What the task requires -> Omit any picture, and return the remaining data exactly as written.

Material supplied ->
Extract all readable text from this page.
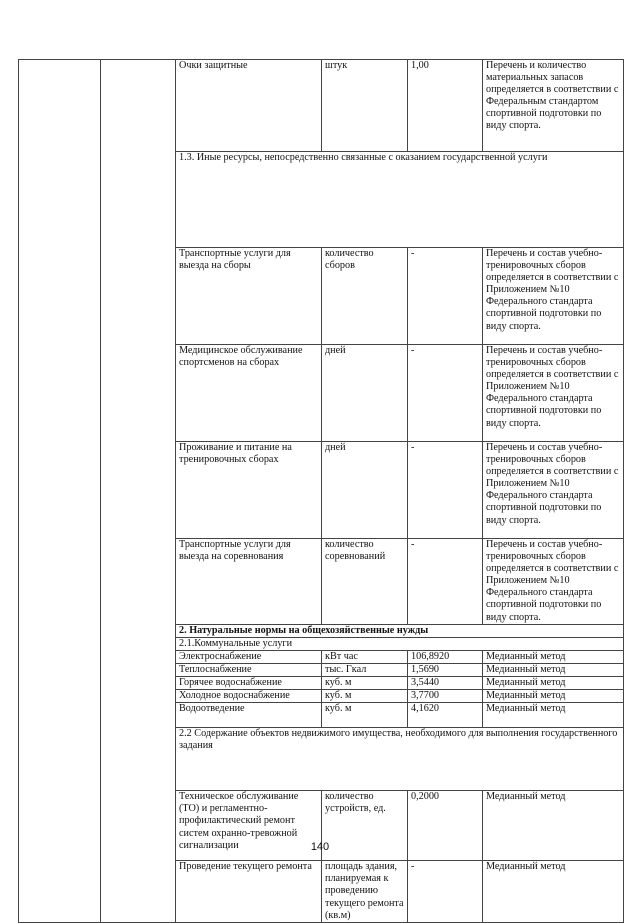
		Очки защитные	штук	1,00	Перечень и количество материальных запасов определяется в соответствии с Федеральным стандартом спортивной подготовки по виду спорта.
		1.3. Иные ресурсы, непосредственно связанные с оказанием государственной услуги			
		Транспортные услуги для выезда на сборы	количество сборов	-	Перечень и состав учебно-тренировочных сборов определяется в соответствии с Приложением №10 Федерального стандарта спортивной подготовки по виду спорта.
		Медицинское обслуживание спортсменов на сборах	дней	-	Перечень и состав учебно-тренировочных сборов определяется в соответствии с Приложением №10 Федерального стандарта спортивной подготовки по виду спорта.
		Проживание и питание на тренировочных сборах	дней	-	Перечень и состав учебно-тренировочных сборов определяется в соответствии с Приложением №10 Федерального стандарта спортивной подготовки по виду спорта.
		Транспортные услуги для выезда на соревнования	количество соревнований	-	Перечень и состав учебно-тренировочных сборов определяется в соответствии с Приложением №10 Федерального стандарта спортивной подготовки по виду спорта.
		2. Натуральные нормы на общехозяйственные нужды			
		2.1.Коммунальные услуги			
		Электроснабжение	кВт час	106,8920	Медианный метод
		Теплоснабжение	тыс. Гкал	1,5690	Медианный метод
		Горячее водоснабжение	куб. м	3,5440	Медианный метод
		Холодное водоснабжение	куб. м	3,7700	Медианный метод
		Водоотведение	куб. м	4,1620	Медианный метод
		2.2 Содержание объектов недвижимого имущества, необходимого для выполнения государственного задания			
		Техническое обслуживание (ТО) и регламентно-профилактический ремонт систем охранно-тревожной сигнализации	количество устройств, ед.	0,2000	Медианный метод
		Проведение текущего ремонта	площадь здания, планируемая к проведению текущего ремонта (кв.м)	-	Медианный метод
140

Output for this exercise ->
Extract all readable text from this page.
		Очки защитные	штук	1,00	Перечень и количество материальных запасов определяется в соответствии с Федеральным стандартом спортивной подготовки по виду спорта.
		1.3. Иные ресурсы, непосредственно связанные с оказанием государственной услуги			
		Транспортные услуги для выезда на сборы	количество сборов	-	Перечень и состав учебно-тренировочных сборов определяется в соответствии с Приложением №10 Федерального стандарта спортивной подготовки по виду спорта.
		Медицинское обслуживание спортсменов на сборах	дней	-	Перечень и состав учебно-тренировочных сборов определяется в соответствии с Приложением №10 Федерального стандарта спортивной подготовки по виду спорта.
		Проживание и питание на тренировочных сборах	дней	-	Перечень и состав учебно-тренировочных сборов определяется в соответствии с Приложением №10 Федерального стандарта спортивной подготовки по виду спорта.
		Транспортные услуги для выезда на соревнования	количество соревнований	-	Перечень и состав учебно-тренировочных сборов определяется в соответствии с Приложением №10 Федерального стандарта спортивной подготовки по виду спорта.
		2. Натуральные нормы на общехозяйственные нужды			
		2.1.Коммунальные услуги			
		Электроснабжение	кВт час	106,8920	Медианный метод
		Теплоснабжение	тыс. Гкал	1,5690	Медианный метод
		Горячее водоснабжение	куб. м	3,5440	Медианный метод
		Холодное водоснабжение	куб. м	3,7700	Медианный метод
		Водоотведение	куб. м	4,1620	Медианный метод
		2.2 Содержание объектов недвижимого имущества, необходимого для выполнения государственного задания			
		Техническое обслуживание (ТО) и регламентно-профилактический ремонт систем охранно-тревожной сигнализации	количество устройств, ед.	0,2000	Медианный метод
		Проведение текущего ремонта	площадь здания, планируемая к проведению текущего ремонта (кв.м)	-	Медианный метод
140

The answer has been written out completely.